> GIVEN REQUEST: Copy everything in the data below exactly except the pictures.

> DATA EXTRACT:
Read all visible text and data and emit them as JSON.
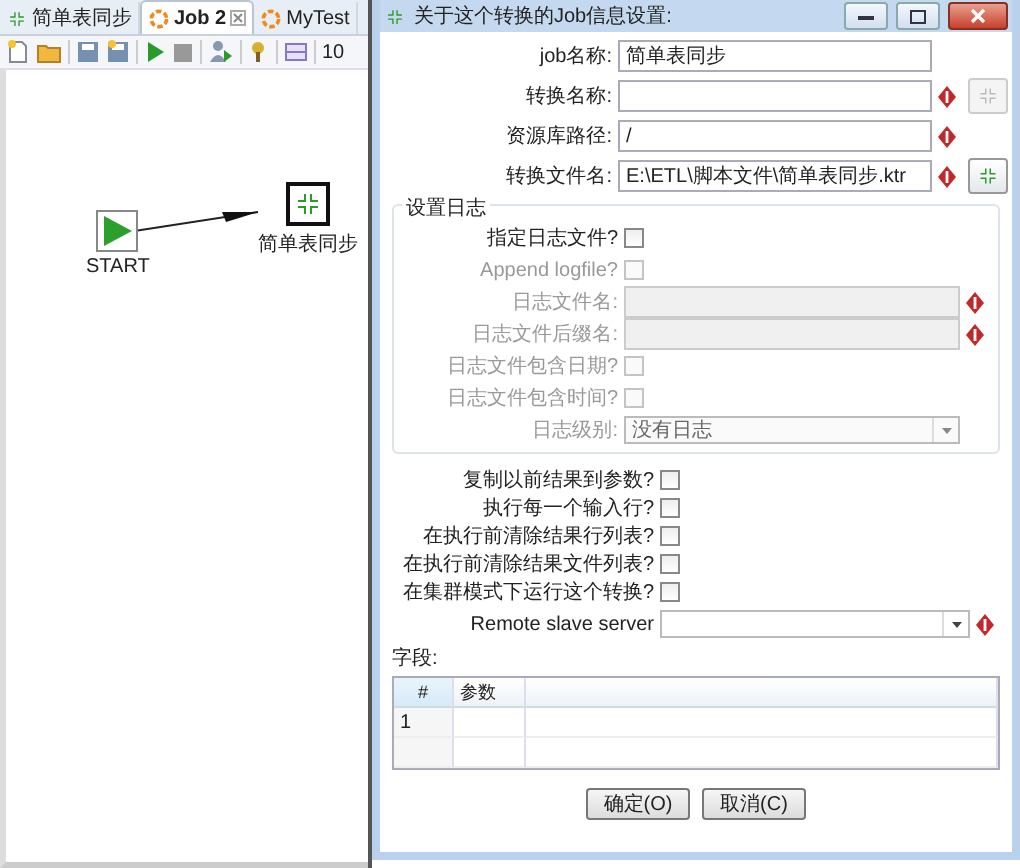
{
  "editor_tabs": [
    {
      "label": "简单表同步",
      "selected": false,
      "closable": false
    },
    {
      "label": "Job 2",
      "selected": true,
      "closable": true
    },
    {
      "label": "MyTest",
      "selected": false,
      "closable": false
    }
  ],
  "toolbar": {
    "zoom_text": "10"
  },
  "canvas": {
    "nodes": [
      {
        "label": "START",
        "kind": "start"
      },
      {
        "label": "简单表同步",
        "kind": "transform"
      }
    ]
  },
  "dialog": {
    "title": "关于这个转换的Job信息设置:",
    "fields": [
      {
        "label": "job名称:",
        "value": "简单表同步",
        "required": false
      },
      {
        "label": "转换名称:",
        "required": true,
        "browse_button": {
          "disabled": true
        }
      },
      {
        "label": "资源库路径:",
        "value": "/",
        "required": true
      },
      {
        "label": "转换文件名:",
        "value": "E:\\ETL\\脚本文件\\简单表同步.ktr",
        "required": true,
        "browse_button": {
          "disabled": false
        }
      }
    ],
    "log_group": {
      "title": "设置日志",
      "rows": [
        {
          "kind": "checkbox",
          "label": "指定日志文件?",
          "checked": false,
          "disabled": false
        },
        {
          "kind": "checkbox",
          "label": "Append logfile?",
          "checked": false,
          "disabled": true
        },
        {
          "kind": "text",
          "label": "日志文件名:",
          "disabled": true,
          "required": true
        },
        {
          "kind": "text",
          "label": "日志文件后缀名:",
          "disabled": true,
          "required": true
        },
        {
          "kind": "checkbox",
          "label": "日志文件包含日期?",
          "checked": false,
          "disabled": true
        },
        {
          "kind": "checkbox",
          "label": "日志文件包含时间?",
          "checked": false,
          "disabled": true
        },
        {
          "kind": "select",
          "label": "日志级别:",
          "value": "没有日志",
          "disabled": true
        }
      ]
    },
    "options": [
      {
        "label": "复制以前结果到参数?",
        "checked": false
      },
      {
        "label": "执行每一个输入行?",
        "checked": false
      },
      {
        "label": "在执行前清除结果行列表?",
        "checked": false
      },
      {
        "label": "在执行前清除结果文件列表?",
        "checked": false
      },
      {
        "label": "在集群模式下运行这个转换?",
        "checked": false
      }
    ],
    "remote": {
      "label": "Remote slave server",
      "required": true
    },
    "table": {
      "label": "字段:",
      "columns": [
        "#",
        "参数"
      ],
      "rows": [
        [
          "1",
          ""
        ]
      ]
    },
    "buttons": [
      "确定(O)",
      "取消(C)"
    ]
  }
}
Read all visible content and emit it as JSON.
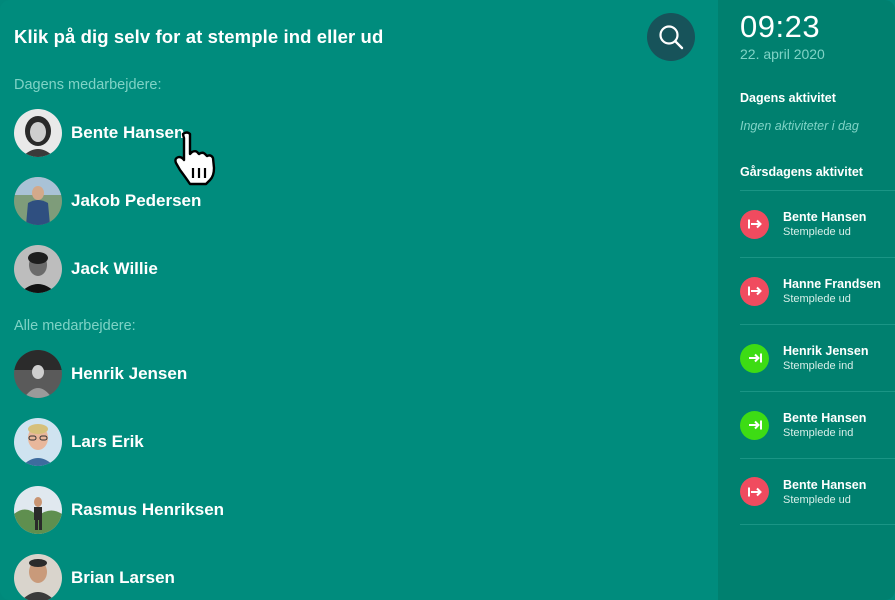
{
  "header": {
    "title": "Klik på dig selv for at stemple ind eller ud",
    "search_icon": "search-icon"
  },
  "main": {
    "today_label": "Dagens medarbejdere:",
    "all_label": "Alle medarbejdere:",
    "today_employees": [
      {
        "name": "Bente Hansen"
      },
      {
        "name": "Jakob Pedersen"
      },
      {
        "name": "Jack Willie"
      }
    ],
    "all_employees": [
      {
        "name": "Henrik Jensen"
      },
      {
        "name": "Lars Erik"
      },
      {
        "name": "Rasmus Henriksen"
      },
      {
        "name": "Brian Larsen"
      }
    ]
  },
  "sidebar": {
    "time": "09:23",
    "date": "22. april 2020",
    "today_activity_heading": "Dagens aktivitet",
    "today_activity_empty": "Ingen aktiviteter i dag",
    "yesterday_activity_heading": "Gårsdagens aktivitet",
    "activities": [
      {
        "name": "Bente Hansen",
        "status": "Stemplede ud",
        "type": "out"
      },
      {
        "name": "Hanne Frandsen",
        "status": "Stemplede ud",
        "type": "out"
      },
      {
        "name": "Henrik Jensen",
        "status": "Stemplede ind",
        "type": "in"
      },
      {
        "name": "Bente Hansen",
        "status": "Stemplede ind",
        "type": "in"
      },
      {
        "name": "Bente Hansen",
        "status": "Stemplede ud",
        "type": "out"
      }
    ]
  },
  "colors": {
    "background": "#008c7d",
    "sidebar": "#00806f",
    "search_button": "#17535a",
    "muted_text": "#7fd3c6",
    "clock_out": "#f04b5f",
    "clock_in": "#3ddc14"
  }
}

> FULL ANSWER:
Read all visible text and data and emit them as JSON.
{
  "editor_tabs": [
    {
      "label": "简单表同步",
      "selected": false,
      "closable": false
    },
    {
      "label": "Job 2",
      "selected": true,
      "closable": true
    },
    {
      "label": "MyTest",
      "selected": false,
      "closable": false
    }
  ],
  "toolbar": {
    "zoom_text": "10"
  },
  "canvas": {
    "nodes": [
      {
        "label": "START",
        "kind": "start"
      },
      {
        "label": "简单表同步",
        "kind": "transform"
      }
    ]
  },
  "dialog": {
    "title": "关于这个转换的Job信息设置:",
    "fields": [
      {
        "label": "job名称:",
        "value": "简单表同步",
        "required": false
      },
      {
        "label": "转换名称:",
        "required": true,
        "browse_button": {
          "disabled": true
        }
      },
      {
        "label": "资源库路径:",
        "value": "/",
        "required": true
      },
      {
        "label": "转换文件名:",
        "value": "E:\\ETL\\脚本文件\\简单表同步.ktr",
        "required": true,
        "browse_button": {
          "disabled": false
        }
      }
    ],
    "log_group": {
      "title": "设置日志",
      "rows": [
        {
          "kind": "checkbox",
          "label": "指定日志文件?",
          "checked": false,
          "disabled": false
        },
        {
          "kind": "checkbox",
          "label": "Append logfile?",
          "checked": false,
          "disabled": true
        },
        {
          "kind": "text",
          "label": "日志文件名:",
          "disabled": true,
          "required": true
        },
        {
          "kind": "text",
          "label": "日志文件后缀名:",
          "disabled": true,
          "required": true
        },
        {
          "kind": "checkbox",
          "label": "日志文件包含日期?",
          "checked": false,
          "disabled": true
        },
        {
          "kind": "checkbox",
          "label": "日志文件包含时间?",
          "checked": false,
          "disabled": true
        },
        {
          "kind": "select",
          "label": "日志级别:",
          "value": "没有日志",
          "disabled": true
        }
      ]
    },
    "options": [
      {
        "label": "复制以前结果到参数?",
        "checked": false
      },
      {
        "label": "执行每一个输入行?",
        "checked": false
      },
      {
        "label": "在执行前清除结果行列表?",
        "checked": false
      },
      {
        "label": "在执行前清除结果文件列表?",
        "checked": false
      },
      {
        "label": "在集群模式下运行这个转换?",
        "checked": false
      }
    ],
    "remote": {
      "label": "Remote slave server",
      "required": true
    },
    "table": {
      "label": "字段:",
      "columns": [
        "#",
        "参数"
      ],
      "rows": [
        [
          "1",
          ""
        ]
      ]
    },
    "buttons": [
      "确定(O)",
      "取消(C)"
    ]
  }
}
Read all visible content and emit it as JSON.
{
  "header": {
    "title": "Klik på dig selv for at stemple ind eller ud",
    "search_icon": "search-icon"
  },
  "main": {
    "today_label": "Dagens medarbejdere:",
    "all_label": "Alle medarbejdere:",
    "today_employees": [
      {
        "name": "Bente Hansen"
      },
      {
        "name": "Jakob Pedersen"
      },
      {
        "name": "Jack Willie"
      }
    ],
    "all_employees": [
      {
        "name": "Henrik Jensen"
      },
      {
        "name": "Lars Erik"
      },
      {
        "name": "Rasmus Henriksen"
      },
      {
        "name": "Brian Larsen"
      }
    ]
  },
  "sidebar": {
    "time": "09:23",
    "date": "22. april 2020",
    "today_activity_heading": "Dagens aktivitet",
    "today_activity_empty": "Ingen aktiviteter i dag",
    "yesterday_activity_heading": "Gårsdagens aktivitet",
    "activities": [
      {
        "name": "Bente Hansen",
        "status": "Stemplede ud",
        "type": "out"
      },
      {
        "name": "Hanne Frandsen",
        "status": "Stemplede ud",
        "type": "out"
      },
      {
        "name": "Henrik Jensen",
        "status": "Stemplede ind",
        "type": "in"
      },
      {
        "name": "Bente Hansen",
        "status": "Stemplede ind",
        "type": "in"
      },
      {
        "name": "Bente Hansen",
        "status": "Stemplede ud",
        "type": "out"
      }
    ]
  },
  "colors": {
    "background": "#008c7d",
    "sidebar": "#00806f",
    "search_button": "#17535a",
    "muted_text": "#7fd3c6",
    "clock_out": "#f04b5f",
    "clock_in": "#3ddc14"
  }
}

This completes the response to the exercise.